● **INSTRUCTIONS FOR THE TASK**:
Identify all lines in the data containing the string "উপলক". Copy them out.

● **INPUT DATA**:
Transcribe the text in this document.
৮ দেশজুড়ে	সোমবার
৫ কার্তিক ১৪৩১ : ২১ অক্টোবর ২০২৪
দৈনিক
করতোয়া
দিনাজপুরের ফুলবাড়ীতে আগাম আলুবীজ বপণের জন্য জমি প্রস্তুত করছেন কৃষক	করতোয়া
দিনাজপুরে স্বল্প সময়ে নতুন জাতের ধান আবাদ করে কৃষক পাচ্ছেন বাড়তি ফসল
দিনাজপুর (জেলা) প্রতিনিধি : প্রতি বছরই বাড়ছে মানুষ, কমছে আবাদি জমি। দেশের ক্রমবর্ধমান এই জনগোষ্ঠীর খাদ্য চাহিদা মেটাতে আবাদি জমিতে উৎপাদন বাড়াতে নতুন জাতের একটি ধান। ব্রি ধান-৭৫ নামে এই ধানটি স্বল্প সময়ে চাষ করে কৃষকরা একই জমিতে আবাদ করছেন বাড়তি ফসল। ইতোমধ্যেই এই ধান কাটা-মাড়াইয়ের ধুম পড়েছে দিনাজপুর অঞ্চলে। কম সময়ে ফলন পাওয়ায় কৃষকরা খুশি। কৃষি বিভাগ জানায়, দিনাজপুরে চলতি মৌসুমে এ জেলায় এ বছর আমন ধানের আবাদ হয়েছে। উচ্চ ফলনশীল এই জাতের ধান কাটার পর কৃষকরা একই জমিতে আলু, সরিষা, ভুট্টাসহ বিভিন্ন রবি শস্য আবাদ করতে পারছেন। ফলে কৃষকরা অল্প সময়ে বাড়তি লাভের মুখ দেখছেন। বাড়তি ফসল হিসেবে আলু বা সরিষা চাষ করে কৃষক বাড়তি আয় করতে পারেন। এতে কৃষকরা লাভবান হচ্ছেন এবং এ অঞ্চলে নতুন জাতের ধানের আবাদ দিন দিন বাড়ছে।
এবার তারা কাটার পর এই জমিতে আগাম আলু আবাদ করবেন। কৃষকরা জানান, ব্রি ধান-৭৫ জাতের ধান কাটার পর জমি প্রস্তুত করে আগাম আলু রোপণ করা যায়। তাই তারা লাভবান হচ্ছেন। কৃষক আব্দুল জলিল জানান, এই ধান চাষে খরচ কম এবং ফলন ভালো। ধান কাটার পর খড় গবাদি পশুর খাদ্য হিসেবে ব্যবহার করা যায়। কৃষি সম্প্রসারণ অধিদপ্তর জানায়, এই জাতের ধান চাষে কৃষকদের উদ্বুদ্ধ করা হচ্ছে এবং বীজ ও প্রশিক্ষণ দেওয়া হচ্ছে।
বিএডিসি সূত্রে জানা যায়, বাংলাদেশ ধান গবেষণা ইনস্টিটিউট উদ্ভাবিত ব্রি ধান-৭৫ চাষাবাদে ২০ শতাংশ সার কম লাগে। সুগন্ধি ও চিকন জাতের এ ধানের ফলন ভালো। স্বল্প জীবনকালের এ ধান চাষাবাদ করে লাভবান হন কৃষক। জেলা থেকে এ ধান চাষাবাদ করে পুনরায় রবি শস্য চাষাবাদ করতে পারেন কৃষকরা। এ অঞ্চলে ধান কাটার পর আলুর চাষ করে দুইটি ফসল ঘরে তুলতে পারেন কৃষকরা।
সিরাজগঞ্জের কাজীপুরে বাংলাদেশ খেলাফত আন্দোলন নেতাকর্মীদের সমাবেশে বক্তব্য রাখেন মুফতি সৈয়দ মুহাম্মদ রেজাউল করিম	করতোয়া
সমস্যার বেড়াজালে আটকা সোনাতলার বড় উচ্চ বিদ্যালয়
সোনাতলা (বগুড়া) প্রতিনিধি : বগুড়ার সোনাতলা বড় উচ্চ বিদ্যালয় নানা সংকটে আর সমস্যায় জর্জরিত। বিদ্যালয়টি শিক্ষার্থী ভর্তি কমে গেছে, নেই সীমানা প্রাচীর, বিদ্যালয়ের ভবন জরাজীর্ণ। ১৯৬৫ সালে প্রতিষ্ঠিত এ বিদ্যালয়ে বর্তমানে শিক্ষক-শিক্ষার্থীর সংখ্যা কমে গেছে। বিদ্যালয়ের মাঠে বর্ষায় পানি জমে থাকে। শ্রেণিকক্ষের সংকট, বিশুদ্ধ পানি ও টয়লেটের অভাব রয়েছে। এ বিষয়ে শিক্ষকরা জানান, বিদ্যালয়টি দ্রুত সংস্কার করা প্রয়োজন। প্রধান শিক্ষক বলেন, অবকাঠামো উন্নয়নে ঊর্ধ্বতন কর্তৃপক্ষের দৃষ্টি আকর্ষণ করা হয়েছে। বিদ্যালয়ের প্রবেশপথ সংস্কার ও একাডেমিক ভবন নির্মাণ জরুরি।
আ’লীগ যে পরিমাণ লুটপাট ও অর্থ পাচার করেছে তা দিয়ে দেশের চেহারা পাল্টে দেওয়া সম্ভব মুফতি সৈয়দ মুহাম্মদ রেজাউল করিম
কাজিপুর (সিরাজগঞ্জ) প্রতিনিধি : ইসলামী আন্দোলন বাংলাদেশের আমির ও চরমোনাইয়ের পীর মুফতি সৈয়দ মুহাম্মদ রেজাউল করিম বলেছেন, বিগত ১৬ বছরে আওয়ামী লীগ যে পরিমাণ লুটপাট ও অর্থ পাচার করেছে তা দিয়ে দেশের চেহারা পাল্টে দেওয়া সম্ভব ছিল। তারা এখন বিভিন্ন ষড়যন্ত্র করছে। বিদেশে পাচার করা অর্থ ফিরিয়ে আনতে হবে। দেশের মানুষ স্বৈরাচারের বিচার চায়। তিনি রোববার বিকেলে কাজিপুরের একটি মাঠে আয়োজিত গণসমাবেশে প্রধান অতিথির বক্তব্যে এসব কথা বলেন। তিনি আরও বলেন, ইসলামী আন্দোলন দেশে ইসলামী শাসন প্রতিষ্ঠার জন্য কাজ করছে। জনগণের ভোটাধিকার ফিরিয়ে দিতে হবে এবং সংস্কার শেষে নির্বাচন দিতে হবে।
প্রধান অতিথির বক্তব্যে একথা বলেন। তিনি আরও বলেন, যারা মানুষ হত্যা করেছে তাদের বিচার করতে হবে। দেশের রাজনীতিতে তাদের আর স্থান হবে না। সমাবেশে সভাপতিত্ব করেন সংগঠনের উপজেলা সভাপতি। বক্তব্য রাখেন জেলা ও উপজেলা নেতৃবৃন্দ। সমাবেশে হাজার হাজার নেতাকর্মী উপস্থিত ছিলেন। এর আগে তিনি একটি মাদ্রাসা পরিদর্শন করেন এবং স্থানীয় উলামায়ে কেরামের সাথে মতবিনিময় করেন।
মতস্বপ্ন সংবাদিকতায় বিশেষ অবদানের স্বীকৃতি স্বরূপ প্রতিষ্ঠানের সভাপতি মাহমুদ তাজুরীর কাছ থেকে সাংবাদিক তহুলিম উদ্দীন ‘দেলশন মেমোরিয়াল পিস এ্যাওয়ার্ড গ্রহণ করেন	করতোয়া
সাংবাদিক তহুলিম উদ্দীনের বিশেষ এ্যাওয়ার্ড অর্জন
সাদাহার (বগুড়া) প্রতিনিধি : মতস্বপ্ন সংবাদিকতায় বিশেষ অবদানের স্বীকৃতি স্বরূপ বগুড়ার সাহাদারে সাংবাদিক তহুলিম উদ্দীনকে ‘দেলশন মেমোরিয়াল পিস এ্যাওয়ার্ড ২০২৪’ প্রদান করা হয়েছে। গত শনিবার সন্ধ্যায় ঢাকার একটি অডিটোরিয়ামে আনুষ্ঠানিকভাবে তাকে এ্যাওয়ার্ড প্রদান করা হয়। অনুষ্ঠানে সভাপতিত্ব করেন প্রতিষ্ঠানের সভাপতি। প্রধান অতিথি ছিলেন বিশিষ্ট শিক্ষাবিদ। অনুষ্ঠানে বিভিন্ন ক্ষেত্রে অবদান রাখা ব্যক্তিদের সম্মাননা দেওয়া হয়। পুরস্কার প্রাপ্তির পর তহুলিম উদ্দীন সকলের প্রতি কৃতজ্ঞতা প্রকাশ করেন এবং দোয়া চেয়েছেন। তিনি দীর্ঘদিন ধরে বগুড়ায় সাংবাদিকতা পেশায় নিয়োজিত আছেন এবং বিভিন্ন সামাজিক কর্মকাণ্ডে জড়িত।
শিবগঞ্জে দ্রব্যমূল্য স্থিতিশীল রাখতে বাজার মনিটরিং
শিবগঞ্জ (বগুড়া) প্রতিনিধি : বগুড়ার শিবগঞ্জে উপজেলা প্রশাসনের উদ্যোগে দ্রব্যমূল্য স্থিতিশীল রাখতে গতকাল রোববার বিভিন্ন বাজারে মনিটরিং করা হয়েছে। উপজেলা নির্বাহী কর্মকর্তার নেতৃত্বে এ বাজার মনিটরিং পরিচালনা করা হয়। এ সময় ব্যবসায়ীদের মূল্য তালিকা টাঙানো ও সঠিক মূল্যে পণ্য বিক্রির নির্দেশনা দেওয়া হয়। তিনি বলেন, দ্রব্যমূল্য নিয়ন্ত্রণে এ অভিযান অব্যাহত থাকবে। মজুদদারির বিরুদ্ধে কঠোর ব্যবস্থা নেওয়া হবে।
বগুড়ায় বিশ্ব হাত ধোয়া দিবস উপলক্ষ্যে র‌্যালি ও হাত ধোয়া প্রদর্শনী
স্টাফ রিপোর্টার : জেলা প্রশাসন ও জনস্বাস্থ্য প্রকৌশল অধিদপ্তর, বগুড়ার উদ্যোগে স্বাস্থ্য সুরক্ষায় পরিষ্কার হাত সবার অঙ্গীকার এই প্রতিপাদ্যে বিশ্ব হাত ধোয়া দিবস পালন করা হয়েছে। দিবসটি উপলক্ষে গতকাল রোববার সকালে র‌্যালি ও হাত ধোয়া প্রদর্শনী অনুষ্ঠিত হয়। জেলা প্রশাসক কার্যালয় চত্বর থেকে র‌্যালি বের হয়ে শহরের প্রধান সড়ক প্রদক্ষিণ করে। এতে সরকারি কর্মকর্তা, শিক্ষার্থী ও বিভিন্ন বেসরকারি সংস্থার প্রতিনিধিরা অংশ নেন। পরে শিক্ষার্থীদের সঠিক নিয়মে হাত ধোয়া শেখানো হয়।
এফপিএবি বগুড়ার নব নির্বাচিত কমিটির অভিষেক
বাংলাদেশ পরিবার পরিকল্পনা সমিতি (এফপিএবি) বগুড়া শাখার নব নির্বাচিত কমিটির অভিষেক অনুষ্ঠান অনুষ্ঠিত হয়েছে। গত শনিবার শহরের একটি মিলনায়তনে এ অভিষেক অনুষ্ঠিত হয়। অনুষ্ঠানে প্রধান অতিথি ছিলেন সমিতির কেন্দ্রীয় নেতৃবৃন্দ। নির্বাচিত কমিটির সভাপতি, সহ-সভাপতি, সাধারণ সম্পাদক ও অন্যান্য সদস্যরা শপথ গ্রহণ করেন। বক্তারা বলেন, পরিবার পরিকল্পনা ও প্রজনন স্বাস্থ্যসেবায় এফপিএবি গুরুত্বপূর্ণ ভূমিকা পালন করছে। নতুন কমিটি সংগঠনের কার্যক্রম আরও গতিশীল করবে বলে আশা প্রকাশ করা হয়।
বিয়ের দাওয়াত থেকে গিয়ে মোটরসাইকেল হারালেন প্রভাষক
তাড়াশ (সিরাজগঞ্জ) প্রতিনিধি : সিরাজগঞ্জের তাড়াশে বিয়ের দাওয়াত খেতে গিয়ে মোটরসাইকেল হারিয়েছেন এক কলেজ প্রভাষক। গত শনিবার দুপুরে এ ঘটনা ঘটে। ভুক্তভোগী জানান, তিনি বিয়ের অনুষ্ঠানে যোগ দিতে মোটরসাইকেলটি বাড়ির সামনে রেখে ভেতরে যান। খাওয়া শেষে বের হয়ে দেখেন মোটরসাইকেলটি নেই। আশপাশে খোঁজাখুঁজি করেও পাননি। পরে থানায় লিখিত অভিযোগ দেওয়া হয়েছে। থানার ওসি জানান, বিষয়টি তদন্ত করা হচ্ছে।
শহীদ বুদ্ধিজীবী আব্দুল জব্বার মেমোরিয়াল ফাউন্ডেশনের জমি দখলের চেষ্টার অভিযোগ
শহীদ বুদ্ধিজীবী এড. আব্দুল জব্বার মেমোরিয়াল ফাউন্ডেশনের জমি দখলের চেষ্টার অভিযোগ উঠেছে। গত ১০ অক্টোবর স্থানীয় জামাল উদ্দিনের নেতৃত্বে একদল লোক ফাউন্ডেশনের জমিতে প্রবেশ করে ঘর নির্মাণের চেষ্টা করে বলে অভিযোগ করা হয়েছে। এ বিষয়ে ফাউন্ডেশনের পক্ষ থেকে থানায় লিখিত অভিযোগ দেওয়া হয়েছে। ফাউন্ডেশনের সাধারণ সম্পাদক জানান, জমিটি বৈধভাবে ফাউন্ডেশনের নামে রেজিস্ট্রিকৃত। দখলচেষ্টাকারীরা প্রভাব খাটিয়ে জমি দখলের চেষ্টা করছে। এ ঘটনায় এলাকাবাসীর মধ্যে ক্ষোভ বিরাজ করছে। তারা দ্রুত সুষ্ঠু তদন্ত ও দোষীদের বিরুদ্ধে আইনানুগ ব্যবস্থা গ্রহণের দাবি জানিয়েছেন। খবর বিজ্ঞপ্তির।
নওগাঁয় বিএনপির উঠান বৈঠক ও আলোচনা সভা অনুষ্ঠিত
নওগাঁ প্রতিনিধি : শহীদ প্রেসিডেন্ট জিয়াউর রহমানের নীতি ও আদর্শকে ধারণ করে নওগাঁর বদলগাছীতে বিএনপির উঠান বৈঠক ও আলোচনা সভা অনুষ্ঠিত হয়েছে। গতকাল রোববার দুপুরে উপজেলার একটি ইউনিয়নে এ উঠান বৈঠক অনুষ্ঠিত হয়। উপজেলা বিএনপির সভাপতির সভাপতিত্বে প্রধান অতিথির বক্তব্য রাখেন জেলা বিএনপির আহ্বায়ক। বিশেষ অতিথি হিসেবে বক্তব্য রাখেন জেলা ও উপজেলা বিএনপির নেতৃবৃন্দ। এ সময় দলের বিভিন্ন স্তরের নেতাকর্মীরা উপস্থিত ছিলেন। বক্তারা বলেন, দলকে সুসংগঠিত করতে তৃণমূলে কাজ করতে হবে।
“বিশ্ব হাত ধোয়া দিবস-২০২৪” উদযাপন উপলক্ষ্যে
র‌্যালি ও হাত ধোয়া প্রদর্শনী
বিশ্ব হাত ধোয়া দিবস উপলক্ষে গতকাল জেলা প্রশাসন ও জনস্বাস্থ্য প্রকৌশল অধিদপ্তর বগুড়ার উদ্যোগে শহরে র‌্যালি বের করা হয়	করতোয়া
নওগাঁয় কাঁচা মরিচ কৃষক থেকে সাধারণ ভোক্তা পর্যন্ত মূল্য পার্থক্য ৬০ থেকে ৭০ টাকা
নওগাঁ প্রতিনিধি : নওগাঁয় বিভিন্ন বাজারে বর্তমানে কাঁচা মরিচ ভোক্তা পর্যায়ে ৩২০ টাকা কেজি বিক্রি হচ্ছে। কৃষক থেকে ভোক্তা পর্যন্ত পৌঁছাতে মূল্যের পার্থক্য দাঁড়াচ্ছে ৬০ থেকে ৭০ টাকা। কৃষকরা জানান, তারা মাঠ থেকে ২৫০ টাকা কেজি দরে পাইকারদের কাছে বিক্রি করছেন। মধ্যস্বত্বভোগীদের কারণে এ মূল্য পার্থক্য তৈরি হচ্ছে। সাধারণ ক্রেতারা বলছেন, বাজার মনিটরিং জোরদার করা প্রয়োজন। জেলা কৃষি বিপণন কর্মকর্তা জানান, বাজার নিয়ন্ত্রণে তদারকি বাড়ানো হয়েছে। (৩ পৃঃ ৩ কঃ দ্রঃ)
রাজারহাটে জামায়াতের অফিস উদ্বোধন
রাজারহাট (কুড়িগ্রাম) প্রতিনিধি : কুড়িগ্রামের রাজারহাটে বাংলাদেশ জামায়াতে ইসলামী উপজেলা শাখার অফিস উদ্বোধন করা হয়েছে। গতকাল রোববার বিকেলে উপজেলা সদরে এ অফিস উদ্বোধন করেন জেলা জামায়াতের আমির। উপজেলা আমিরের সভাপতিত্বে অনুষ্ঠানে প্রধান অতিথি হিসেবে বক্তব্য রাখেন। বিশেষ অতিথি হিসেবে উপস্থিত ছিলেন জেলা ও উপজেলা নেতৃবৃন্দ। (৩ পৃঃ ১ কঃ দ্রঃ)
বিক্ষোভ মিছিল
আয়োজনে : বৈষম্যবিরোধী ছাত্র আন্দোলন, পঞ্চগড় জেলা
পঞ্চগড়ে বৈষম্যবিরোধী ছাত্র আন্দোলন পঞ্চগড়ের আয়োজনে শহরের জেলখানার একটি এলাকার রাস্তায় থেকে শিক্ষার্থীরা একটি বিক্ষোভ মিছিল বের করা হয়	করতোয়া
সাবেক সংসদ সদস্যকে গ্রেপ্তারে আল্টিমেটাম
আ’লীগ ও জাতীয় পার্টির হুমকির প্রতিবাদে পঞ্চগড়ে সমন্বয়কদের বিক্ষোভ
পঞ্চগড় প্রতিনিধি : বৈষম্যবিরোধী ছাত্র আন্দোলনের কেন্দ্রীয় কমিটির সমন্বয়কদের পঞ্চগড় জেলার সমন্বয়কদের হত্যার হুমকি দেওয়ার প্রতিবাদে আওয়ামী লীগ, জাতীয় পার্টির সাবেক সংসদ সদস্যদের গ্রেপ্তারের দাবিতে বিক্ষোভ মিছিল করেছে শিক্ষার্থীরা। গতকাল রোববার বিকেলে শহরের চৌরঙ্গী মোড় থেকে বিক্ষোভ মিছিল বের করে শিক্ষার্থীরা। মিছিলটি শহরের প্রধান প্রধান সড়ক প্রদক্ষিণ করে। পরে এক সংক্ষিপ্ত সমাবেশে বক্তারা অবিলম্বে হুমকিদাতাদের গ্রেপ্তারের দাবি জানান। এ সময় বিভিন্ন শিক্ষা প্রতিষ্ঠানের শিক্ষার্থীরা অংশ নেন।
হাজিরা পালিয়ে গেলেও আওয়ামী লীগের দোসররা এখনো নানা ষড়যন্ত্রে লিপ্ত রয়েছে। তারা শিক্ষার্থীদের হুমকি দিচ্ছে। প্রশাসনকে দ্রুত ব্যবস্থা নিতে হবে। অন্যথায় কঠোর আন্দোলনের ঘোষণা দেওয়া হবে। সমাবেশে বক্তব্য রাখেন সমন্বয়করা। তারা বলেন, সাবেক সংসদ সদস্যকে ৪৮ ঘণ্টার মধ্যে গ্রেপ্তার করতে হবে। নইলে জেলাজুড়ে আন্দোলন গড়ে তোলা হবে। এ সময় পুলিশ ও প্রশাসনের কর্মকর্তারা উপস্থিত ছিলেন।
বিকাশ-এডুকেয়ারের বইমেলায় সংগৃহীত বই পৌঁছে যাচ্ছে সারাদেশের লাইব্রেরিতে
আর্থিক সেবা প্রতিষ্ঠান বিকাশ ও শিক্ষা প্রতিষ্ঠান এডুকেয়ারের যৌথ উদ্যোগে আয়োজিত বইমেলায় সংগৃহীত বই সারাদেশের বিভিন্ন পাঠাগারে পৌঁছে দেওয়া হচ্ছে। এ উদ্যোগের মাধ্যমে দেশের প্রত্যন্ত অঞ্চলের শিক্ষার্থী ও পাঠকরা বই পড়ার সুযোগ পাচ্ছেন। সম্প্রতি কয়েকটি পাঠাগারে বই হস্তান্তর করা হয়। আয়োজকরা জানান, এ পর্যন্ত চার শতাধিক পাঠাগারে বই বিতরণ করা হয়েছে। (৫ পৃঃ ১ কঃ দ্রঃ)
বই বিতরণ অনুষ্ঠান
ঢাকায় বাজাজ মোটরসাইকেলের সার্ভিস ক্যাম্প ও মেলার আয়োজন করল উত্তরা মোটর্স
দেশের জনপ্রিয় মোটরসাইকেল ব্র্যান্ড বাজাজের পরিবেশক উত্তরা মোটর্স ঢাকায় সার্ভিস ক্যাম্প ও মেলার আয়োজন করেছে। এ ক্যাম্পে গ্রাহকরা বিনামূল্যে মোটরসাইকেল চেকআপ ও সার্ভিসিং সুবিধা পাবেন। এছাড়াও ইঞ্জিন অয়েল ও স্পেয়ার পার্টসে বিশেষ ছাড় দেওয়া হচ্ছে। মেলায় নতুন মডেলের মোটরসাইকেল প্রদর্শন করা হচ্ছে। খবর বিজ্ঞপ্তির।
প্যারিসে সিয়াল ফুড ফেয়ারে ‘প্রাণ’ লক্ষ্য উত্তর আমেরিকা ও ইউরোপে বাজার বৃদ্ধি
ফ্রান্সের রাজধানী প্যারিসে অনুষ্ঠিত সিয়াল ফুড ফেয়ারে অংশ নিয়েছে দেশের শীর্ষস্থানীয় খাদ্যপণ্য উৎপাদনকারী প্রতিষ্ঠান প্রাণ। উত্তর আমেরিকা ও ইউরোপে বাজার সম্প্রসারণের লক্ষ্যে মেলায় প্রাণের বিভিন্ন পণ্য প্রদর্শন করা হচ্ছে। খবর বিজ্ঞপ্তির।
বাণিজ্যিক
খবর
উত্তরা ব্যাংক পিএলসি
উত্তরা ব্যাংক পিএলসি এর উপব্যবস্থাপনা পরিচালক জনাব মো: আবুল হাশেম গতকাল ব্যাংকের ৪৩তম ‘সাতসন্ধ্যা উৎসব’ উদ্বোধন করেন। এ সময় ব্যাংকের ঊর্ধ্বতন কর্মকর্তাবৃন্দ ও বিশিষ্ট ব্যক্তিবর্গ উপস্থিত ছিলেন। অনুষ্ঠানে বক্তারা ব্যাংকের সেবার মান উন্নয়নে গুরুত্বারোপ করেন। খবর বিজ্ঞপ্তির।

● **CORRECT OUTPUT**:
বগুড়ায় বিশ্ব হাত ধোয়া দিবস উপলক্ষ্যে র‌্যালি ও হাত ধোয়া প্রদর্শনী
স্টাফ রিপোর্টার : জেলা প্রশাসন ও জনস্বাস্থ্য প্রকৌশল অধিদপ্তর, বগুড়ার উদ্যোগে স্বাস্থ্য সুরক্ষায় পরিষ্কার হাত সবার অঙ্গীকার এই প্রতিপাদ্যে বিশ্ব হাত ধোয়া দিবস পালন করা হয়েছে। দিবসটি উপলক্ষে গতকাল রোববার সকালে র‌্যালি ও হাত ধোয়া প্রদর্শনী অনুষ্ঠিত হয়। জেলা প্রশাসক কার্যালয় চত্বর থেকে র‌্যালি বের হয়ে শহরের প্রধান সড়ক প্রদক্ষিণ করে। এতে সরকারি কর্মকর্তা, শিক্ষার্থী ও বিভিন্ন বেসরকারি সংস্থার প্রতিনিধিরা অংশ নেন। পরে শিক্ষার্থীদের সঠিক নিয়মে হাত ধোয়া শেখানো হয়।
“বিশ্ব হাত ধোয়া দিবস-২০২৪” উদযাপন উপলক্ষ্যে
বিশ্ব হাত ধোয়া দিবস উপলক্ষে গতকাল জেলা প্রশাসন ও জনস্বাস্থ্য প্রকৌশল অধিদপ্তর বগুড়ার উদ্যোগে শহরে র‌্যালি বের করা হয়	করতোয়া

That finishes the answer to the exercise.